- **TO DO**
Copy out all the records exactly.

- **EXTRACTED ENTRIES**
+ + + + + + +

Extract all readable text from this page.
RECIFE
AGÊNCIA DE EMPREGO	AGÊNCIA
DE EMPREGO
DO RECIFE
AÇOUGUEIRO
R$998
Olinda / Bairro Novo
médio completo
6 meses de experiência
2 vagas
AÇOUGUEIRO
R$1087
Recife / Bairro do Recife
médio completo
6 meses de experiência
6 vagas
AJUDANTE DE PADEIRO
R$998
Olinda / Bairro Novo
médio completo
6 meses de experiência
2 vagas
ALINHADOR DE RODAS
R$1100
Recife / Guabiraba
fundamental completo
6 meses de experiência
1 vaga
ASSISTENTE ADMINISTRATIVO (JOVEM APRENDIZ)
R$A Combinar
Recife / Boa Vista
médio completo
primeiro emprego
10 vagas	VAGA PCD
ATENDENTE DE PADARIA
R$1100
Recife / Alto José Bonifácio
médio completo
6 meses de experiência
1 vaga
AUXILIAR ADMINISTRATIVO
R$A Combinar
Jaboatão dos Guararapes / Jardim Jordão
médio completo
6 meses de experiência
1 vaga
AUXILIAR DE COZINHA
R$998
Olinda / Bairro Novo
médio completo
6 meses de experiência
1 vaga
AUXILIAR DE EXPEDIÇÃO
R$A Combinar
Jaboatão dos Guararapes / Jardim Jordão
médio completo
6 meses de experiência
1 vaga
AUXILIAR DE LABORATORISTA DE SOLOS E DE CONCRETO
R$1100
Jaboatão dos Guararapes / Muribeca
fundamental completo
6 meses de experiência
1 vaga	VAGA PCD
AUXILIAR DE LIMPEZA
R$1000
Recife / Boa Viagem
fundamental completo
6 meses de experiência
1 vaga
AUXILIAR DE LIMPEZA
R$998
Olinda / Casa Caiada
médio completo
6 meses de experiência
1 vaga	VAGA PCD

+ + + + + + +

- **SOLUTION BELOW**
Extract all readable text from this page.
RECIFE
AGÊNCIA DE EMPREGO	AGÊNCIA
DE EMPREGO
DO RECIFE
AÇOUGUEIRO
R$998
Olinda / Bairro Novo
médio completo
6 meses de experiência
2 vagas
AÇOUGUEIRO
R$1087
Recife / Bairro do Recife
médio completo
6 meses de experiência
6 vagas
AJUDANTE DE PADEIRO
R$998
Olinda / Bairro Novo
médio completo
6 meses de experiência
2 vagas
ALINHADOR DE RODAS
R$1100
Recife / Guabiraba
fundamental completo
6 meses de experiência
1 vaga
ASSISTENTE ADMINISTRATIVO (JOVEM APRENDIZ)
R$A Combinar
Recife / Boa Vista
médio completo
primeiro emprego
10 vagas	VAGA PCD
ATENDENTE DE PADARIA
R$1100
Recife / Alto José Bonifácio
médio completo
6 meses de experiência
1 vaga
AUXILIAR ADMINISTRATIVO
R$A Combinar
Jaboatão dos Guararapes / Jardim Jordão
médio completo
6 meses de experiência
1 vaga
AUXILIAR DE COZINHA
R$998
Olinda / Bairro Novo
médio completo
6 meses de experiência
1 vaga
AUXILIAR DE EXPEDIÇÃO
R$A Combinar
Jaboatão dos Guararapes / Jardim Jordão
médio completo
6 meses de experiência
1 vaga
AUXILIAR DE LABORATORISTA DE SOLOS E DE CONCRETO
R$1100
Jaboatão dos Guararapes / Muribeca
fundamental completo
6 meses de experiência
1 vaga	VAGA PCD
AUXILIAR DE LIMPEZA
R$1000
Recife / Boa Viagem
fundamental completo
6 meses de experiência
1 vaga
AUXILIAR DE LIMPEZA
R$998
Olinda / Casa Caiada
médio completo
6 meses de experiência
1 vaga	VAGA PCD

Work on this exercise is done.